WHAT THE TASK ASKS: Every record that follows should be printed verbatim.

ENTRIES SUPPLIED:
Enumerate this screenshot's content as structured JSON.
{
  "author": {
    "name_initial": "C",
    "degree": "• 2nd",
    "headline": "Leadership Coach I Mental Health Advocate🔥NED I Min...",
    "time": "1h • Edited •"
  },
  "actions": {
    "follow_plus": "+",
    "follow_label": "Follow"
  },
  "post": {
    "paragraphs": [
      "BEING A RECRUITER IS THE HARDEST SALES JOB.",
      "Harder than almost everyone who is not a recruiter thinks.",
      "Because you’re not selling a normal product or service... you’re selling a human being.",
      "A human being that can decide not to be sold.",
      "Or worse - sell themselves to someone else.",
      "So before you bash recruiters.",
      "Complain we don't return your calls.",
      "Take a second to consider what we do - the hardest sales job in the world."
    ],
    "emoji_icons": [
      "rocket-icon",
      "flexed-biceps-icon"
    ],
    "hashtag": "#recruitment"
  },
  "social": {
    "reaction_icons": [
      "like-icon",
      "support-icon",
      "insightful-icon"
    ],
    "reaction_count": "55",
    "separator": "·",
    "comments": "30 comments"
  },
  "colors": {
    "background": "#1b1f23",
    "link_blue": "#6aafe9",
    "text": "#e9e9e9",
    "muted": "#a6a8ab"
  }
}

TASK RESULT:
Enumerate this screenshot's content as structured JSON.
{
  "author": {
    "name_initial": "C",
    "degree": "• 2nd",
    "headline": "Leadership Coach I Mental Health Advocate🔥NED I Min...",
    "time": "1h • Edited •"
  },
  "actions": {
    "follow_plus": "+",
    "follow_label": "Follow"
  },
  "post": {
    "paragraphs": [
      "BEING A RECRUITER IS THE HARDEST SALES JOB.",
      "Harder than almost everyone who is not a recruiter thinks.",
      "Because you’re not selling a normal product or service... you’re selling a human being.",
      "A human being that can decide not to be sold.",
      "Or worse - sell themselves to someone else.",
      "So before you bash recruiters.",
      "Complain we don't return your calls.",
      "Take a second to consider what we do - the hardest sales job in the world."
    ],
    "emoji_icons": [
      "rocket-icon",
      "flexed-biceps-icon"
    ],
    "hashtag": "#recruitment"
  },
  "social": {
    "reaction_icons": [
      "like-icon",
      "support-icon",
      "insightful-icon"
    ],
    "reaction_count": "55",
    "separator": "·",
    "comments": "30 comments"
  },
  "colors": {
    "background": "#1b1f23",
    "link_blue": "#6aafe9",
    "text": "#e9e9e9",
    "muted": "#a6a8ab"
  }
}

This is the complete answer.